-- Start Supplied records --

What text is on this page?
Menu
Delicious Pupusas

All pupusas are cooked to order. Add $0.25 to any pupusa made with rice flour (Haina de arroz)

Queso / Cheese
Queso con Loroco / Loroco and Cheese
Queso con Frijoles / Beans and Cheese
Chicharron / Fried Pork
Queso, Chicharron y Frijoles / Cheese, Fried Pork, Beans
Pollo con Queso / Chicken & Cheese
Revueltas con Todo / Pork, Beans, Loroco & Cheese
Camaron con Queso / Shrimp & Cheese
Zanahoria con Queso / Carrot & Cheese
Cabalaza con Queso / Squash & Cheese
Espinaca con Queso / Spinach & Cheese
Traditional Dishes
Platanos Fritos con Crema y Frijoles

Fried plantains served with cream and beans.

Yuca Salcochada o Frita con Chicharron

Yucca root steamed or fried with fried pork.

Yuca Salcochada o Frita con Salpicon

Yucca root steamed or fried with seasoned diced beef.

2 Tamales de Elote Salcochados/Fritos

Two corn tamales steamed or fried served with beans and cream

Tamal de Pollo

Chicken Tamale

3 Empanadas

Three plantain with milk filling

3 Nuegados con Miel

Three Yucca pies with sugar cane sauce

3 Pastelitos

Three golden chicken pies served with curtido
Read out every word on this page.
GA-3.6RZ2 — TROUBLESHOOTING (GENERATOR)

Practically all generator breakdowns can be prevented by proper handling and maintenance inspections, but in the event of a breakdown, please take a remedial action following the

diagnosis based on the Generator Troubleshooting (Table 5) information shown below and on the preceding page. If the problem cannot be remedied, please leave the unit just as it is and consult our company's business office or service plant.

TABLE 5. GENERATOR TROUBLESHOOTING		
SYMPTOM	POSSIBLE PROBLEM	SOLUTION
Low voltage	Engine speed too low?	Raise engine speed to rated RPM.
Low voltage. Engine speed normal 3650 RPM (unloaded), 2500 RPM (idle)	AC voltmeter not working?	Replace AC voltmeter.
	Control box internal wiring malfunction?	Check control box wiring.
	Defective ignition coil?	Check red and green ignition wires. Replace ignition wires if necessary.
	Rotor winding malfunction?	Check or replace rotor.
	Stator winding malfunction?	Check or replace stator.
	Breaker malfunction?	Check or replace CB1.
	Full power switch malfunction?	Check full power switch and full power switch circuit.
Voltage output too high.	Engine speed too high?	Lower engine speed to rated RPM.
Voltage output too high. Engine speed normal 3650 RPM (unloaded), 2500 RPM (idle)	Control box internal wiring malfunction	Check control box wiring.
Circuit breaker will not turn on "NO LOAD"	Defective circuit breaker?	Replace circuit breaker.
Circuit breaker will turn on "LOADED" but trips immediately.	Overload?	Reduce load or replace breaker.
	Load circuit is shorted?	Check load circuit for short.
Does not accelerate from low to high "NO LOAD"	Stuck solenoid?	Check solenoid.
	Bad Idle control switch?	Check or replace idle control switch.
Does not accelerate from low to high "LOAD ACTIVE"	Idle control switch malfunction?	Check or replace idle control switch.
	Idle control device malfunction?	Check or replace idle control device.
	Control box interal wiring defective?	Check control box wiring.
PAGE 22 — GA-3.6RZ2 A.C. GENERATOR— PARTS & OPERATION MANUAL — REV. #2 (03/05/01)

-- End Supplied records --

● Short task
Isolate the lines above that contain the word "Yuca" and copy them.

● Solution to this problem
Yuca Salcochada o Frita con Chicharron
Yuca Salcochada o Frita con Salpicon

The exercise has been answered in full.